To be done: Set the listing down again in full, word for word, with the pictures left out.

-- Start of Given data --

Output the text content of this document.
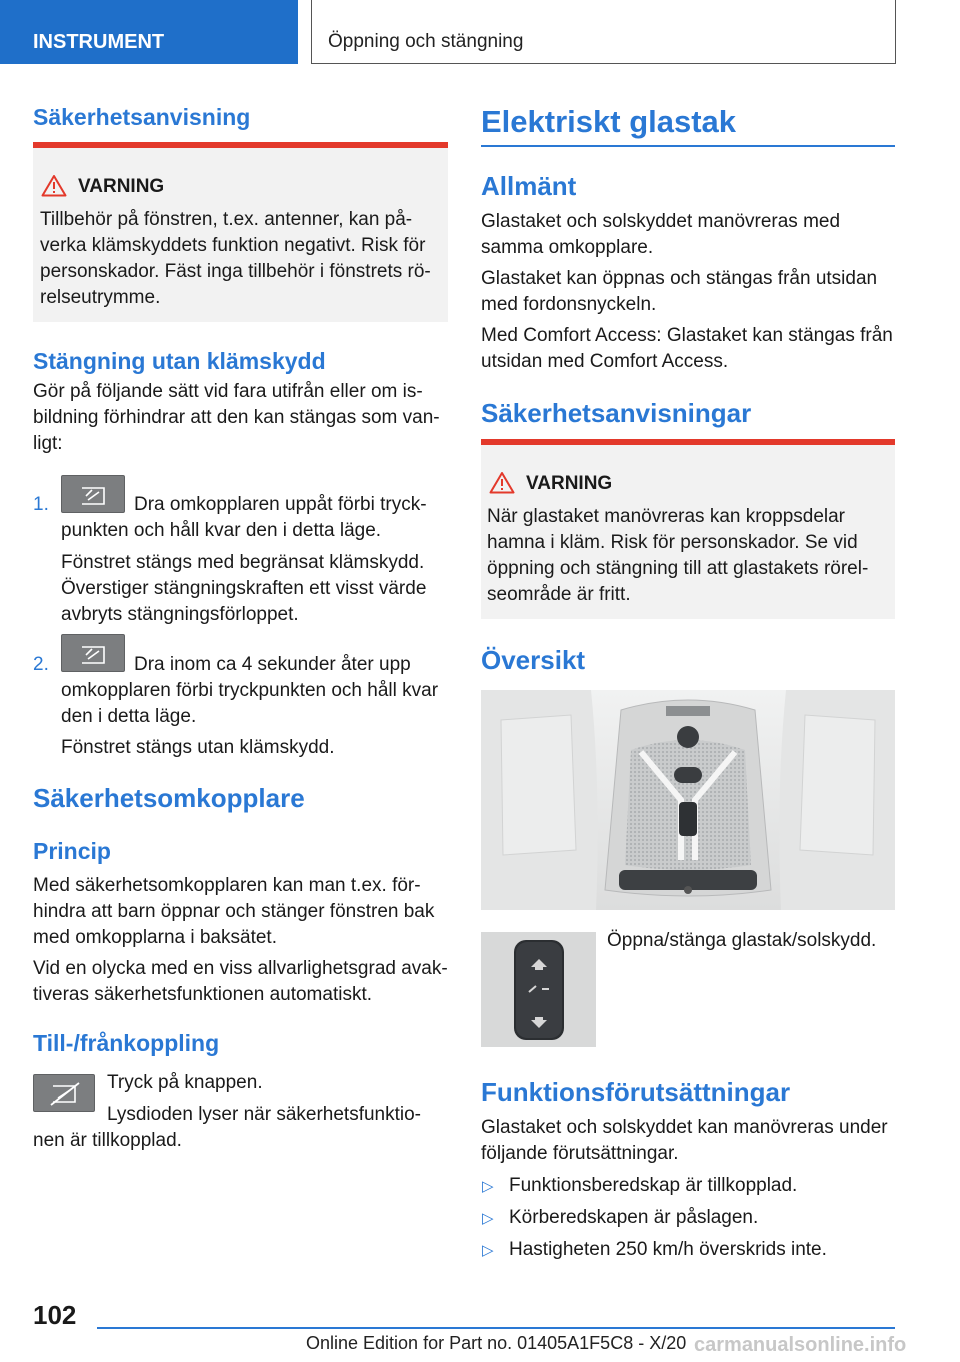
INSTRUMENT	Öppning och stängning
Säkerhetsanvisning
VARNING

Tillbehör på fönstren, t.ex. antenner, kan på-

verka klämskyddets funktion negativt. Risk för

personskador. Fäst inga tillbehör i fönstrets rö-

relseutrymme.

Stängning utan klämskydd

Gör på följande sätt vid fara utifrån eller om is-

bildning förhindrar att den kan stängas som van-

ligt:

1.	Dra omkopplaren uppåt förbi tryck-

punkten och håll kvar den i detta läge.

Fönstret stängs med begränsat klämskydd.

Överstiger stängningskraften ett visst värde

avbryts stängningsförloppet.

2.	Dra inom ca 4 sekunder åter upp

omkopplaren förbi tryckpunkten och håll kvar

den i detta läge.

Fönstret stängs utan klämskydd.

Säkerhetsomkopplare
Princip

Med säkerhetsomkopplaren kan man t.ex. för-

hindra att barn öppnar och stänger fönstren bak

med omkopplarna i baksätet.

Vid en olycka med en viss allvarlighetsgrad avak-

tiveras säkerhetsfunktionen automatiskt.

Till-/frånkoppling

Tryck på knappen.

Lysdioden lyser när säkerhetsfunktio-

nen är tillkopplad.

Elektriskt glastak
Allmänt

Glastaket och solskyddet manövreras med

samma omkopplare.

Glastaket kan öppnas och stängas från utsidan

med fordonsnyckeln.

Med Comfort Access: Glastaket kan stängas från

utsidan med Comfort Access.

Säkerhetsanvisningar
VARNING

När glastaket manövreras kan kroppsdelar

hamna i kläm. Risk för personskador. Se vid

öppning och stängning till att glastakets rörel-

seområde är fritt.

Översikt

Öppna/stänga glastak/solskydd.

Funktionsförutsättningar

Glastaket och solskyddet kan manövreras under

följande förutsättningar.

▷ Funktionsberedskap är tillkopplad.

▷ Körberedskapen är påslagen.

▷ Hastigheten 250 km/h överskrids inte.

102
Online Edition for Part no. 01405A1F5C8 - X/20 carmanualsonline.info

-- End of Given data --

Output for this task:
Output the text content of this document.
INSTRUMENT	Öppning och stängning
Säkerhetsanvisning
VARNING

Tillbehör på fönstren, t.ex. antenner, kan på-

verka klämskyddets funktion negativt. Risk för

personskador. Fäst inga tillbehör i fönstrets rö-

relseutrymme.

Stängning utan klämskydd

Gör på följande sätt vid fara utifrån eller om is-

bildning förhindrar att den kan stängas som van-

ligt:

1.	Dra omkopplaren uppåt förbi tryck-

punkten och håll kvar den i detta läge.

Fönstret stängs med begränsat klämskydd.

Överstiger stängningskraften ett visst värde

avbryts stängningsförloppet.

2.	Dra inom ca 4 sekunder åter upp

omkopplaren förbi tryckpunkten och håll kvar

den i detta läge.

Fönstret stängs utan klämskydd.

Säkerhetsomkopplare
Princip

Med säkerhetsomkopplaren kan man t.ex. för-

hindra att barn öppnar och stänger fönstren bak

med omkopplarna i baksätet.

Vid en olycka med en viss allvarlighetsgrad avak-

tiveras säkerhetsfunktionen automatiskt.

Till-/frånkoppling

Tryck på knappen.

Lysdioden lyser när säkerhetsfunktio-

nen är tillkopplad.

Elektriskt glastak
Allmänt

Glastaket och solskyddet manövreras med

samma omkopplare.

Glastaket kan öppnas och stängas från utsidan

med fordonsnyckeln.

Med Comfort Access: Glastaket kan stängas från

utsidan med Comfort Access.

Säkerhetsanvisningar
VARNING

När glastaket manövreras kan kroppsdelar

hamna i kläm. Risk för personskador. Se vid

öppning och stängning till att glastakets rörel-

seområde är fritt.

Översikt

Öppna/stänga glastak/solskydd.

Funktionsförutsättningar

Glastaket och solskyddet kan manövreras under

följande förutsättningar.

▷ Funktionsberedskap är tillkopplad.

▷ Körberedskapen är påslagen.

▷ Hastigheten 250 km/h överskrids inte.

102
Online Edition for Part no. 01405A1F5C8 - X/20 carmanualsonline.info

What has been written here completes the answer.